• Information provided:
━━━━━━━━━━━━━━━━━━━━━━━━━━━━━━

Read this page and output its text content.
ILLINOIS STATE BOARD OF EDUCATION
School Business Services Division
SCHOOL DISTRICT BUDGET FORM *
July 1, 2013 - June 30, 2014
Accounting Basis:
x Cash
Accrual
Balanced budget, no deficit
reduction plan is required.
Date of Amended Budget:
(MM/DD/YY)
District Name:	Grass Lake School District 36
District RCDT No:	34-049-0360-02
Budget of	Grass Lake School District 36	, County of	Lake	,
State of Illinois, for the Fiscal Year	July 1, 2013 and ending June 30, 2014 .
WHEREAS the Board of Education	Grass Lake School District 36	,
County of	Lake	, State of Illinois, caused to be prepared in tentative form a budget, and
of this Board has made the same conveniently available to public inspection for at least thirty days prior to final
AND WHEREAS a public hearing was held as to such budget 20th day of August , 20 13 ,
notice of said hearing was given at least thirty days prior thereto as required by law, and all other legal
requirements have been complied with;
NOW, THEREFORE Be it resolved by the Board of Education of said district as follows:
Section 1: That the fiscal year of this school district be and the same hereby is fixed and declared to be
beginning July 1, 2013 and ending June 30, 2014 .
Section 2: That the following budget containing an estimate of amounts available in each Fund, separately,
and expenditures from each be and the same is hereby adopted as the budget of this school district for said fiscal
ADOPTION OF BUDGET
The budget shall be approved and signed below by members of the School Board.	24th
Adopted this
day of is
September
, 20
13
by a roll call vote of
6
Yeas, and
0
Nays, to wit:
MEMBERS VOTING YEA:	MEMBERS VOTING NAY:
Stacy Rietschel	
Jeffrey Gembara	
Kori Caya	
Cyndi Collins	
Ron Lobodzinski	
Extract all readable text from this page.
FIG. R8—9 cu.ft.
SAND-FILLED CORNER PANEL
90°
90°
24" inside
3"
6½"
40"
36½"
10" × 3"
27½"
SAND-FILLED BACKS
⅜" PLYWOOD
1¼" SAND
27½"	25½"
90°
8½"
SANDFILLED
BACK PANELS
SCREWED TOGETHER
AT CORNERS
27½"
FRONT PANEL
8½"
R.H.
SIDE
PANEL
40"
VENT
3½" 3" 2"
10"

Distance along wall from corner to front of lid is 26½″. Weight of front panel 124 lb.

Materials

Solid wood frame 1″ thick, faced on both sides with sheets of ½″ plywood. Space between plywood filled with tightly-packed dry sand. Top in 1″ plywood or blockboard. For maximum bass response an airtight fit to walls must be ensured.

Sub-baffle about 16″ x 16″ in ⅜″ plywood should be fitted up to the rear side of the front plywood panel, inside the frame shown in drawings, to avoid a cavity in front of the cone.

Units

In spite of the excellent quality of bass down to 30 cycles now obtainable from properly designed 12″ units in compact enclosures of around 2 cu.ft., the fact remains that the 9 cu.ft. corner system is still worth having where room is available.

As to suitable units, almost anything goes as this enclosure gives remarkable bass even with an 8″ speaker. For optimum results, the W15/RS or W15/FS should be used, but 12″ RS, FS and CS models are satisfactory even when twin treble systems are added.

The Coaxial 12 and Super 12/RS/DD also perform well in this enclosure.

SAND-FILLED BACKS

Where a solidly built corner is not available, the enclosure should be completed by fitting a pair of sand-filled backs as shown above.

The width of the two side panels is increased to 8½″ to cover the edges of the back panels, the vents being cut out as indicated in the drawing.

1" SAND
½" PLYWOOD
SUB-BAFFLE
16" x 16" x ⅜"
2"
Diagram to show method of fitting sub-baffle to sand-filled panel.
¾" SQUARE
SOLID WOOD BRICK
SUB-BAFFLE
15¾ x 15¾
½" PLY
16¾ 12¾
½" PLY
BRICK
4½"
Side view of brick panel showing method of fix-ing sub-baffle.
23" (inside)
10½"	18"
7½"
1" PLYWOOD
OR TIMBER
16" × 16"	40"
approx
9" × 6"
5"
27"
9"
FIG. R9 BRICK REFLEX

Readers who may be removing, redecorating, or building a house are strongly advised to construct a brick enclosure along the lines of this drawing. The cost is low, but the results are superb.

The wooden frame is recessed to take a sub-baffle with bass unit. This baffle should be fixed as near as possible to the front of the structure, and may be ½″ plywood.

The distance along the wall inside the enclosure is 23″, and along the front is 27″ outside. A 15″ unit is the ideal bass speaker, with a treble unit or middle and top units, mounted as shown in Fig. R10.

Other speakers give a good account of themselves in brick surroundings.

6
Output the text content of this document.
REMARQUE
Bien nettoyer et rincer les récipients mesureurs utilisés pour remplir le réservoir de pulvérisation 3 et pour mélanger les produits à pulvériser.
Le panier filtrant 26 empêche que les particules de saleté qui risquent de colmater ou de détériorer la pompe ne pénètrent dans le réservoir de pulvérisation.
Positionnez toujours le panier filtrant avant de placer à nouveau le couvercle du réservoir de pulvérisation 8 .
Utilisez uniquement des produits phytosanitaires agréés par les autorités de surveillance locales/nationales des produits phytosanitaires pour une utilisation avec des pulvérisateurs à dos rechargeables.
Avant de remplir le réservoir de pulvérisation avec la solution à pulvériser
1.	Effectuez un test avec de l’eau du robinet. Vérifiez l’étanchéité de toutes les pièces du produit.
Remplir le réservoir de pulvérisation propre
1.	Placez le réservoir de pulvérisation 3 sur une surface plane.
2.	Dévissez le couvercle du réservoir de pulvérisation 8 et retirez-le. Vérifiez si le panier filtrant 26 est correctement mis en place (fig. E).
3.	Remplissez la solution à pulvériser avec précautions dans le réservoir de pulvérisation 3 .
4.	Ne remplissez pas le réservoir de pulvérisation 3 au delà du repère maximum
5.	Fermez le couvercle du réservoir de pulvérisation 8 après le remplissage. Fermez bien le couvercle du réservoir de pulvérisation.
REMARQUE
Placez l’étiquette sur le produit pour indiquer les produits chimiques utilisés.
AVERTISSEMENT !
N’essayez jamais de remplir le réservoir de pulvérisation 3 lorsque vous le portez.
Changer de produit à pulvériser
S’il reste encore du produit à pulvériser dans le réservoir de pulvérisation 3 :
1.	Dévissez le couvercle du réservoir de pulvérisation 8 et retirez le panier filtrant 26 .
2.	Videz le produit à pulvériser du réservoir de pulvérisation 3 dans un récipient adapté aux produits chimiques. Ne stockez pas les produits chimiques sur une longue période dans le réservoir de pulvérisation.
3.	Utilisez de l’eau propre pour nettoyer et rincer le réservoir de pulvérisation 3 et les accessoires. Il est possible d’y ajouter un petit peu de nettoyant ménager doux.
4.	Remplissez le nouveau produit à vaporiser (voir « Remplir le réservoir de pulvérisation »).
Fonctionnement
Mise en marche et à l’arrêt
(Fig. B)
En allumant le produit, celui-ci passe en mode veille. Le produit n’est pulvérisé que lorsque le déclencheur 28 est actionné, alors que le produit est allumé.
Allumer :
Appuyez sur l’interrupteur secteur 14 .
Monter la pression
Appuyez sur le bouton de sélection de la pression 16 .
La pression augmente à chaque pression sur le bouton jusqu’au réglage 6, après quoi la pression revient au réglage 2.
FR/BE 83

━━━━━━━━━━━━━━━━━━━━━━━━━━━━━━

• Exercise goal: Copy out all of the records above with nothing altered.

• Result:
Read this page and output its text content.
ILLINOIS STATE BOARD OF EDUCATION
School Business Services Division
SCHOOL DISTRICT BUDGET FORM *
July 1, 2013 - June 30, 2014
Accounting Basis:
x Cash
Accrual
Balanced budget, no deficit
reduction plan is required.
Date of Amended Budget:
(MM/DD/YY)
District Name:	Grass Lake School District 36
District RCDT No:	34-049-0360-02
Budget of	Grass Lake School District 36	, County of	Lake	,
State of Illinois, for the Fiscal Year	July 1, 2013 and ending June 30, 2014 .
WHEREAS the Board of Education	Grass Lake School District 36	,
County of	Lake	, State of Illinois, caused to be prepared in tentative form a budget, and
of this Board has made the same conveniently available to public inspection for at least thirty days prior to final
AND WHEREAS a public hearing was held as to such budget 20th day of August , 20 13 ,
notice of said hearing was given at least thirty days prior thereto as required by law, and all other legal
requirements have been complied with;
NOW, THEREFORE Be it resolved by the Board of Education of said district as follows:
Section 1: That the fiscal year of this school district be and the same hereby is fixed and declared to be
beginning July 1, 2013 and ending June 30, 2014 .
Section 2: That the following budget containing an estimate of amounts available in each Fund, separately,
and expenditures from each be and the same is hereby adopted as the budget of this school district for said fiscal
ADOPTION OF BUDGET
The budget shall be approved and signed below by members of the School Board.	24th
Adopted this
day of is
September
, 20
13
by a roll call vote of
6
Yeas, and
0
Nays, to wit:
MEMBERS VOTING YEA:	MEMBERS VOTING NAY:
Stacy Rietschel	
Jeffrey Gembara	
Kori Caya	
Cyndi Collins	
Ron Lobodzinski	
Extract all readable text from this page.
FIG. R8—9 cu.ft.
SAND-FILLED CORNER PANEL
90°
90°
24" inside
3"
6½"
40"
36½"
10" × 3"
27½"
SAND-FILLED BACKS
⅜" PLYWOOD
1¼" SAND
27½"	25½"
90°
8½"
SANDFILLED
BACK PANELS
SCREWED TOGETHER
AT CORNERS
27½"
FRONT PANEL
8½"
R.H.
SIDE
PANEL
40"
VENT
3½" 3" 2"
10"

Distance along wall from corner to front of lid is 26½″. Weight of front panel 124 lb.

Materials

Solid wood frame 1″ thick, faced on both sides with sheets of ½″ plywood. Space between plywood filled with tightly-packed dry sand. Top in 1″ plywood or blockboard. For maximum bass response an airtight fit to walls must be ensured.

Sub-baffle about 16″ x 16″ in ⅜″ plywood should be fitted up to the rear side of the front plywood panel, inside the frame shown in drawings, to avoid a cavity in front of the cone.

Units

In spite of the excellent quality of bass down to 30 cycles now obtainable from properly designed 12″ units in compact enclosures of around 2 cu.ft., the fact remains that the 9 cu.ft. corner system is still worth having where room is available.

As to suitable units, almost anything goes as this enclosure gives remarkable bass even with an 8″ speaker. For optimum results, the W15/RS or W15/FS should be used, but 12″ RS, FS and CS models are satisfactory even when twin treble systems are added.

The Coaxial 12 and Super 12/RS/DD also perform well in this enclosure.

SAND-FILLED BACKS

Where a solidly built corner is not available, the enclosure should be completed by fitting a pair of sand-filled backs as shown above.

The width of the two side panels is increased to 8½″ to cover the edges of the back panels, the vents being cut out as indicated in the drawing.

1" SAND
½" PLYWOOD
SUB-BAFFLE
16" x 16" x ⅜"
2"
Diagram to show method of fitting sub-baffle to sand-filled panel.
¾" SQUARE
SOLID WOOD BRICK
SUB-BAFFLE
15¾ x 15¾
½" PLY
16¾ 12¾
½" PLY
BRICK
4½"
Side view of brick panel showing method of fix-ing sub-baffle.
23" (inside)
10½"	18"
7½"
1" PLYWOOD
OR TIMBER
16" × 16"	40"
approx
9" × 6"
5"
27"
9"
FIG. R9 BRICK REFLEX

Readers who may be removing, redecorating, or building a house are strongly advised to construct a brick enclosure along the lines of this drawing. The cost is low, but the results are superb.

The wooden frame is recessed to take a sub-baffle with bass unit. This baffle should be fixed as near as possible to the front of the structure, and may be ½″ plywood.

The distance along the wall inside the enclosure is 23″, and along the front is 27″ outside. A 15″ unit is the ideal bass speaker, with a treble unit or middle and top units, mounted as shown in Fig. R10.

Other speakers give a good account of themselves in brick surroundings.

6
Output the text content of this document.
REMARQUE
Bien nettoyer et rincer les récipients mesureurs utilisés pour remplir le réservoir de pulvérisation 3 et pour mélanger les produits à pulvériser.
Le panier filtrant 26 empêche que les particules de saleté qui risquent de colmater ou de détériorer la pompe ne pénètrent dans le réservoir de pulvérisation.
Positionnez toujours le panier filtrant avant de placer à nouveau le couvercle du réservoir de pulvérisation 8 .
Utilisez uniquement des produits phytosanitaires agréés par les autorités de surveillance locales/nationales des produits phytosanitaires pour une utilisation avec des pulvérisateurs à dos rechargeables.
Avant de remplir le réservoir de pulvérisation avec la solution à pulvériser
1.	Effectuez un test avec de l’eau du robinet. Vérifiez l’étanchéité de toutes les pièces du produit.
Remplir le réservoir de pulvérisation propre
1.	Placez le réservoir de pulvérisation 3 sur une surface plane.
2.	Dévissez le couvercle du réservoir de pulvérisation 8 et retirez-le. Vérifiez si le panier filtrant 26 est correctement mis en place (fig. E).
3.	Remplissez la solution à pulvériser avec précautions dans le réservoir de pulvérisation 3 .
4.	Ne remplissez pas le réservoir de pulvérisation 3 au delà du repère maximum
5.	Fermez le couvercle du réservoir de pulvérisation 8 après le remplissage. Fermez bien le couvercle du réservoir de pulvérisation.
REMARQUE
Placez l’étiquette sur le produit pour indiquer les produits chimiques utilisés.
AVERTISSEMENT !
N’essayez jamais de remplir le réservoir de pulvérisation 3 lorsque vous le portez.
Changer de produit à pulvériser
S’il reste encore du produit à pulvériser dans le réservoir de pulvérisation 3 :
1.	Dévissez le couvercle du réservoir de pulvérisation 8 et retirez le panier filtrant 26 .
2.	Videz le produit à pulvériser du réservoir de pulvérisation 3 dans un récipient adapté aux produits chimiques. Ne stockez pas les produits chimiques sur une longue période dans le réservoir de pulvérisation.
3.	Utilisez de l’eau propre pour nettoyer et rincer le réservoir de pulvérisation 3 et les accessoires. Il est possible d’y ajouter un petit peu de nettoyant ménager doux.
4.	Remplissez le nouveau produit à vaporiser (voir « Remplir le réservoir de pulvérisation »).
Fonctionnement
Mise en marche et à l’arrêt
(Fig. B)
En allumant le produit, celui-ci passe en mode veille. Le produit n’est pulvérisé que lorsque le déclencheur 28 est actionné, alors que le produit est allumé.
Allumer :
Appuyez sur l’interrupteur secteur 14 .
Monter la pression
Appuyez sur le bouton de sélection de la pression 16 .
La pression augmente à chaque pression sur le bouton jusqu’au réglage 6, après quoi la pression revient au réglage 2.
FR/BE 83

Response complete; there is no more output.